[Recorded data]

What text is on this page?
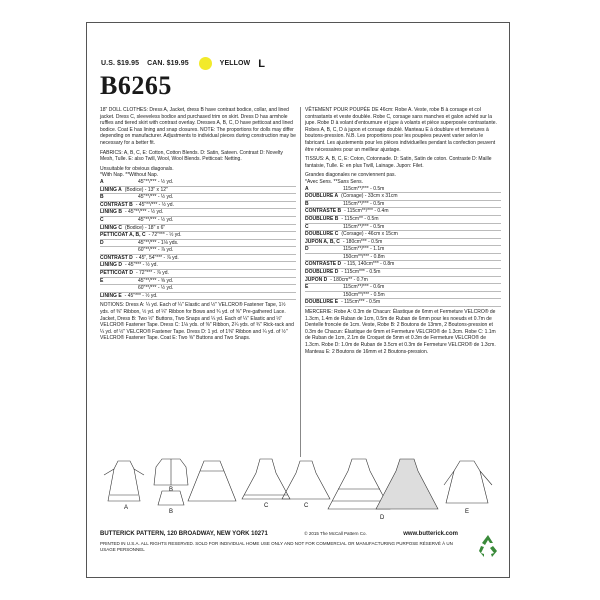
U.S. $19.95 CAN. $19.95	YELLOW L
B6265
18" DOLL CLOTHES: Dress A, Jacket, dress B have contrast bodice, collar, and lined jacket. Dress C, sleeveless bodice and purchased trim on skirt. Dress D has armhole ruffles and tiered skirt with contrast overlay. Dresses A, B, C, D have petticoat and lined bodice. Coat E has lining and snap closures. NOTE: The proportions for dolls may differ depending on manufacturer. Adjustments to individual pieces during construction may be necessary for a better fit.
FABRICS: A, B, C, E: Cotton, Cotton Blends. D: Satin, Sateen. Contrast D: Novelty Mesh, Tulle. E: also Twill, Wool, Wool Blends. Petticoat: Netting.
Unsuitable for obvious diagonals.
*With Nap. **Without Nap.
A	45"**/*** - ½ yd.
LINING A (Bodice) - 13" x 12"
B	45"**/*** - ½ yd.
CONTRAST B - 45"**/*** - ½ yd.
LINING B - 45"**/*** - ½ yd.
C	45"**/*** - ½ yd.
LINING C (Bodice) - 18" x 6"
PETTICOAT A, B, C - 72"*** - ½ yd.
D	45"**/*** - 1⅛ yds.
60"**/*** - ⅞ yd.
CONTRAST D - 45", 54"*** - ⅞ yd.
LINING D - 45"*** - ½ yd.
PETTICOAT D - 72"*** - ⅞ yd.
E	45"**/*** - ⅝ yd.
60"**/*** - ½ yd.
LINING E - 45"*** - ½ yd.
NOTIONS: Dress A: ¼ yd. Each of ¼" Elastic and ½" VELCRO® Fastener Tape, 1½ yds. of ⅜" Ribbon, ½ yd. of ¼" Ribbon for Bows and ¾ yd. of ⅝" Pre-gathered Lace. Jacket, Dress B: Two ½" Buttons, Two Snaps and ¼ yd. Each of ¼" Elastic and ½" VELCRO® Fastener Tape. Dress C: 1⅛ yds. of ⅜" Ribbon, 2¼ yds. of ¾" Rick-rack and ¼ yd. of ½" VELCRO® Fastener Tape. Dress D: 1 yd. of 1⅜" Ribbon and ¼ yd. of ½" VELCRO® Fastener Tape. Coat E: Two ⅝" Buttons and Two Snaps.
VÊTEMENT POUR POUPÉE DE 46cm: Robe A. Veste, robe B à corsage et col contrastants et veste doublée. Robe C, corsage sans manches et galon achéd sur la jupe. Robe D à volant d'entournure et jupe à volants et pièce superposée contrastante. Robes A, B, C, D à jupon et corsage doublé. Manteau E à doublure et fermetures à boutons-pression. N.B. Les proportions pour les poupées peuvent varier selon le fabricant. Les ajustements pour les pièces individuelles pendant la confection peuvent être nécessaires pour un meilleur ajustage.
TISSUS: A, B, C, E: Coton, Cotonnade. D: Satin, Satin de coton. Contraste D: Maille fantaisie, Tulle. E: en plus Twill, Lainage. Jupon: Filet.
Grandes diagonales ne conviennent pas.
*Avec Sens. **Sans Sens.
A	115cm**/*** - 0.5m
DOUBLURE A (Corsage) - 33cm x 31cm
B	115cm**/*** - 0.5m
CONTRASTE B - 115cm**/*** - 0.4m
DOUBLURE B - 115cm** - 0.5m
C	115cm**/*** - 0.5m
DOUBLURE C (Corsage) - 46cm x 15cm
JUPON A, B, C - 180cm*** - 0.5m
D	115cm**/*** - 1.1m
150cm**/*** - 0.8m
CONTRASTE D - 115, 140cm*** - 0.8m
DOUBLURE D - 115cm*** - 0.5m
JUPON D - 180cm** - 0.7m
E	115cm**/*** - 0.6m
150cm**/*** - 0.5m
DOUBLURE E - 115cm*** - 0.5m
MERCERIE: Robe A: 0.3m de Chacun: Élastique de 6mm et Fermeture VELCRO® de 1.3cm, 1.4m de Ruban de 1cm, 0.5m de Ruban de 6mm pour les noeuds et 0.7m de Dentelle froncée de 1cm. Veste, Robe B: 2 Boutons de 13mm, 2 Boutons-pression et 0.3m de Chacun: Élastique de 6mm et Fermeture VELCRO® de 1.3cm. Robe C: 1.1m de Ruban de 1cm, 2.1m de Croquet de 5mm et 0.3m de Fermeture VELCRO® de 1.3cm. Robe D: 1.0m de Ruban de 3.5cm et 0.3m de Fermeture VELCRO® de 1.3cm. Manteau E: 2 Boutons de 16mm et 2 Boutons-pression.
A
B
B
C	C
D
E
BUTTERICK PATTERN, 120 BROADWAY, NEW YORK 10271	© 2015 The McCall Pattern Co.	www.butterick.com
PRINTED IN U.S.A. ALL RIGHTS RESERVED. SOLD FOR INDIVIDUAL HOME USE ONLY AND NOT FOR COMMERCIAL OR MANUFACTURING PURPOSE RÉSERVÉ À UN USAGE PERSONNEL
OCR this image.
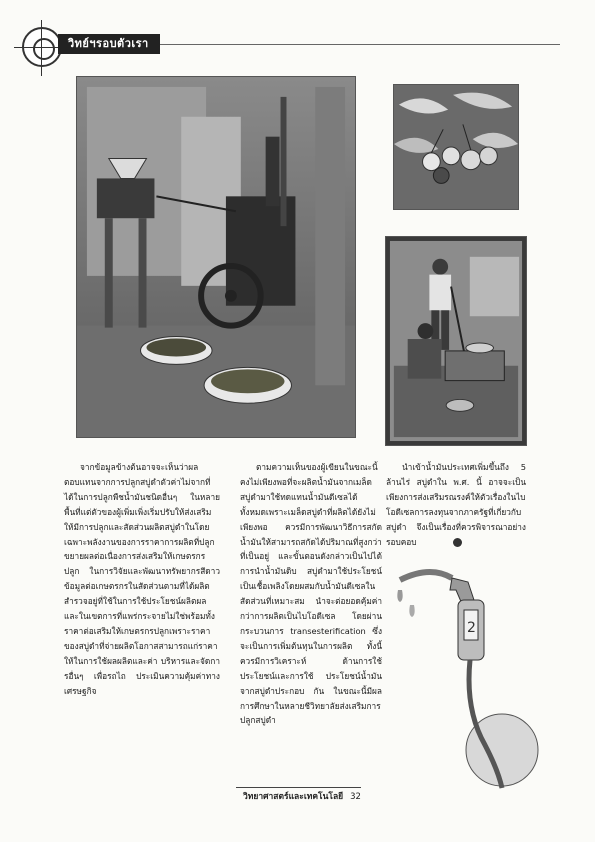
วิทย์ฯรอบตัวเรา

จากข้อมูลข้างต้นอาจจะเห็นว่าผลตอบแทนจากการปลูกสบู่ดำตัวค่าไม่จากที่ได้ในการปลูกพืชน้ำมันชนิดอื่นๆ ในหลายพื้นที่แต่ตัวของผู้เพิ่มเพิ่งเริ่มปรับให้ส่งเสริมให้มีการปลูกและสัดส่วนผลิตสบู่ดำในโดยเฉพาะพลังงานของการราคาการผลิตที่ปลูกขยายผลต่อเนื่องการส่งเสริมให้เกษตรกรปลูก ในการวิจัยและพัฒนาทรัพยากรสีดาว ข้อมูลต่อเกษตรกรในสัดส่วนตามที่ได้ผลิตสำรวจอยู่ที่ใช้ในการใช้ประโยชน์ผลิตผลและในเขตการที่แพร่กระจายไม่ใช่พร้อมทั้งราคาต่อเสริมให้เกษตรกรปลูกเพราะราคาของสบู่ดำที่จ่ายผลิตโอกาสสามารถแก่ราคาให้ในการใช้ผลผลิตและค่า บริหารและจัดการอื่นๆ เพื่อรถไถ ประเมินความคุ้มค่าทางเศรษฐกิจ

ตามความเห็นของผู้เขียนในขณะนี้คงไม่เพียงพอที่จะผลิตน้ำมันจากเมล็ดสบู่ดำมาใช้ทดแทนน้ำมันดีเซลได้ทั้งหมดเพราะเมล็ดสบู่ดำที่ผลิตได้ยังไม่เพียงพอ ควรมีการพัฒนาวิธีการสกัดน้ำมันให้สามารถสกัดได้ปริมาณที่สูงกว่าที่เป็นอยู่ และขั้นตอนดังกล่าวเป็นไปได้ การนำน้ำมันดิบ สบู่ดำมาใช้ประโยชน์เป็นเชื้อเพลิงโดยผสมกับน้ำมันดีเซลในสัดส่วนที่เหมาะสม นำจะต่อยอดคุ้มค่ากว่าการผลิตเป็นไบโอดีเซล โดยผ่านกระบวนการ transesterification ซึ่งจะเป็นการเพิ่มต้นทุนในการผลิต ทั้งนี้ควรมีการวิเคราะห์ ด้านการใช้ประโยชน์และการใช้ ประโยชน์น้ำมันจากสบู่ดำประกอบ กัน ในขณะนี้มีผลการศึกษาในหลายชีวิทยาลัยส่งเสริมการปลูกสบู่ดำ

นำเข้าน้ำมันประเทศเพิ่มขึ้นถึง 5 ล้านไร่ สบู่ดำใน พ.ศ. นี้ อาจจะเป็นเพียงการส่งเสริมรณรงค์ให้ตัวเรื่องในไบโอดีเซลการลงทุนจากภาครัฐที่เกี่ยวกับสบู่ดำ จึงเป็นเรื่องที่ควรพิจารณาอย่างรอบคอบ

2
วิทยาศาสตร์และเทคโนโลยี 32
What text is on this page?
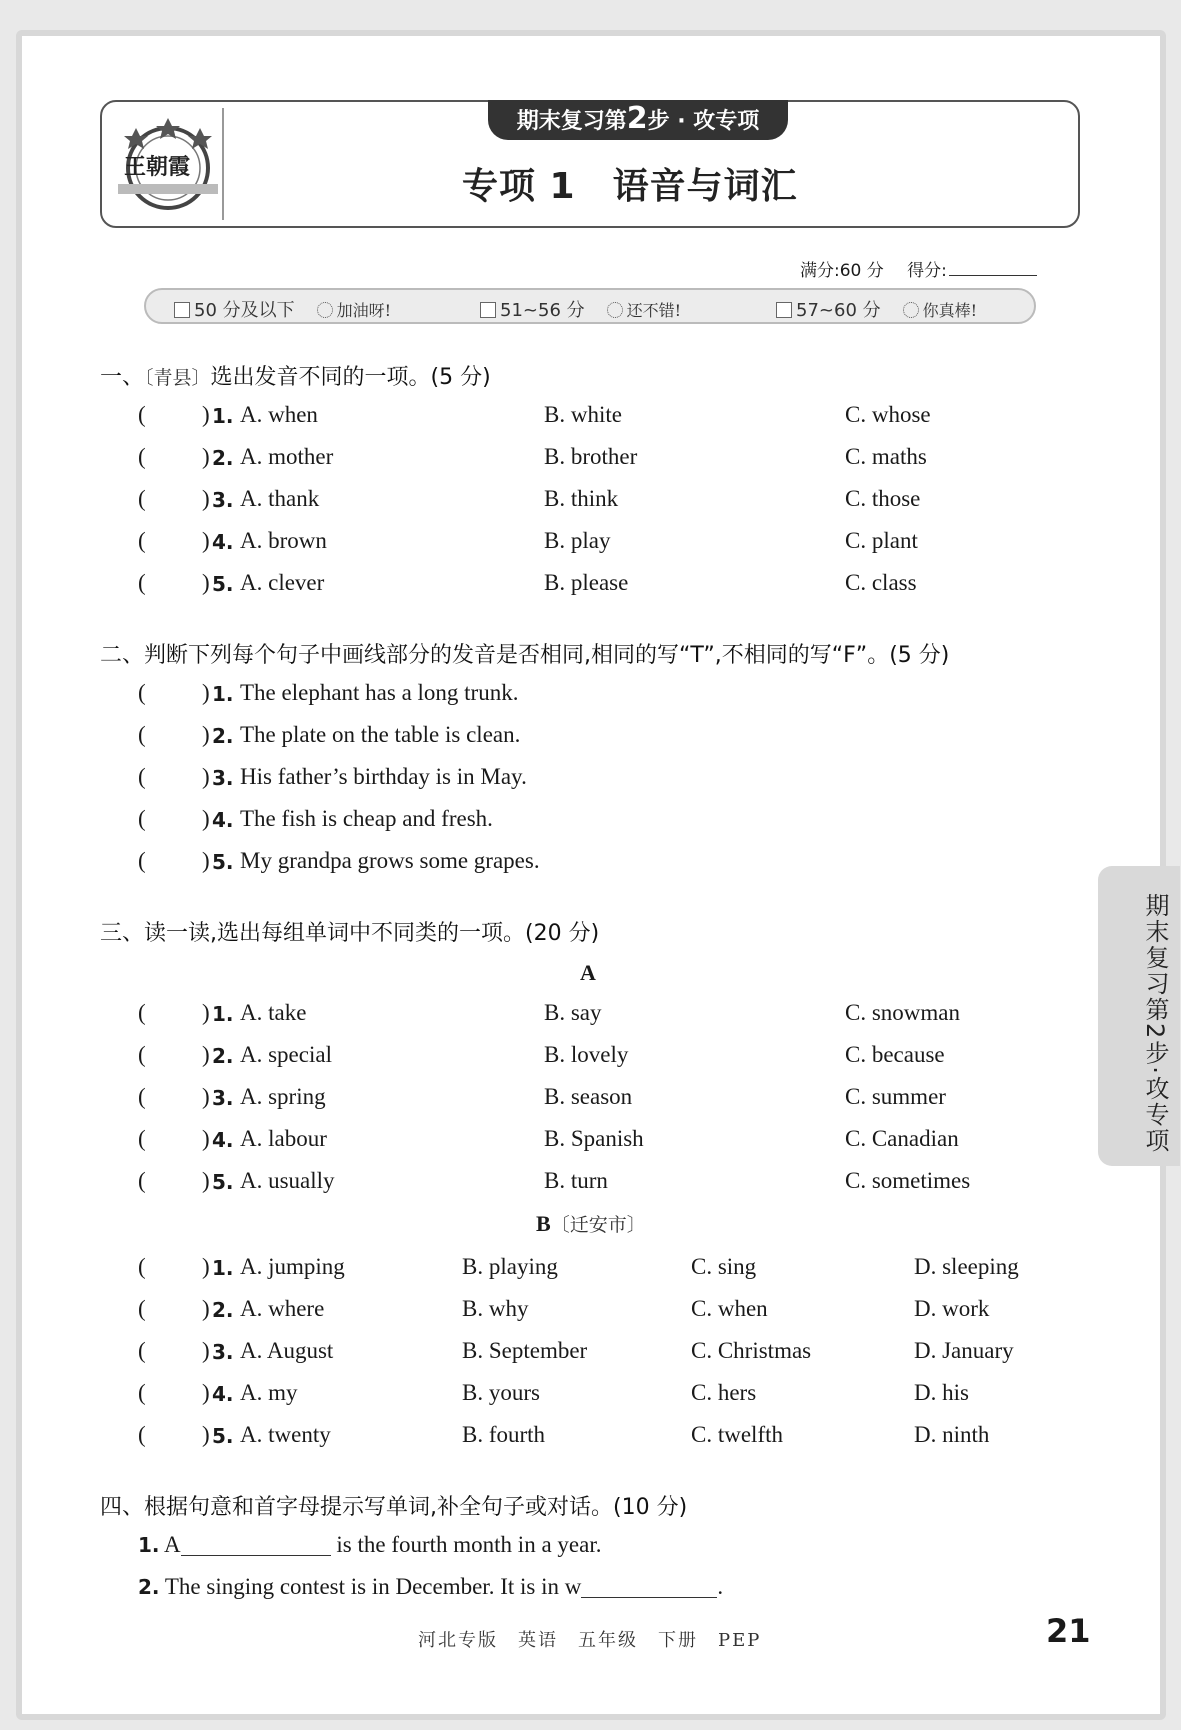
王朝霞
期末复习第2步 · 攻专项
专项 1　语音与词汇
满分:60 分 得分:
50 分及以下	加油呀!	51~56 分	还不错!	57~60 分	你真棒!
一、〔青县〕选出发音不同的一项。(5 分)
( ) 1. A. when	B. white	C. whose
( ) 2. A. mother	B. brother	C. maths
( ) 3. A. thank	B. think	C. those
( ) 4. A. brown	B. play	C. plant
( ) 5. A. clever	B. please	C. class
二、判断下列每个句子中画线部分的发音是否相同,相同的写“T”,不相同的写“F”。(5 分)
( ) 1. The elephant has a long trunk.
( ) 2. The plate on the table is clean.
( ) 3. His father’s birthday is in May.
( ) 4. The fish is cheap and fresh.
( ) 5. My grandpa grows some grapes.
三、读一读,选出每组单词中不同类的一项。(20 分)
A
( ) 1. A. take	B. say	C. snowman
( ) 2. A. special	B. lovely	C. because
( ) 3. A. spring	B. season	C. summer
( ) 4. A. labour	B. Spanish	C. Canadian
( ) 5. A. usually	B. turn	C. sometimes
B〔迁安市〕
( ) 1. A. jumping	B. playing	C. sing	D. sleeping
( ) 2. A. where	B. why	C. when	D. work
( ) 3. A. August	B. September	C. Christmas	D. January
( ) 4. A. my	B. yours	C. hers	D. his
( ) 5. A. twenty	B. fourth	C. twelfth	D. ninth
四、根据句意和首字母提示写单词,补全句子或对话。(10 分)
1. A	is the fourth month in a year.
2. The singing contest is in December. It is in w	.
期末复习第2步·攻专项
河北专版　英语　五年级　下册　PEP	21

* **What you have to do**
Output nothing but the number of lines in the data containing the string "when".

* **Worked solution**
2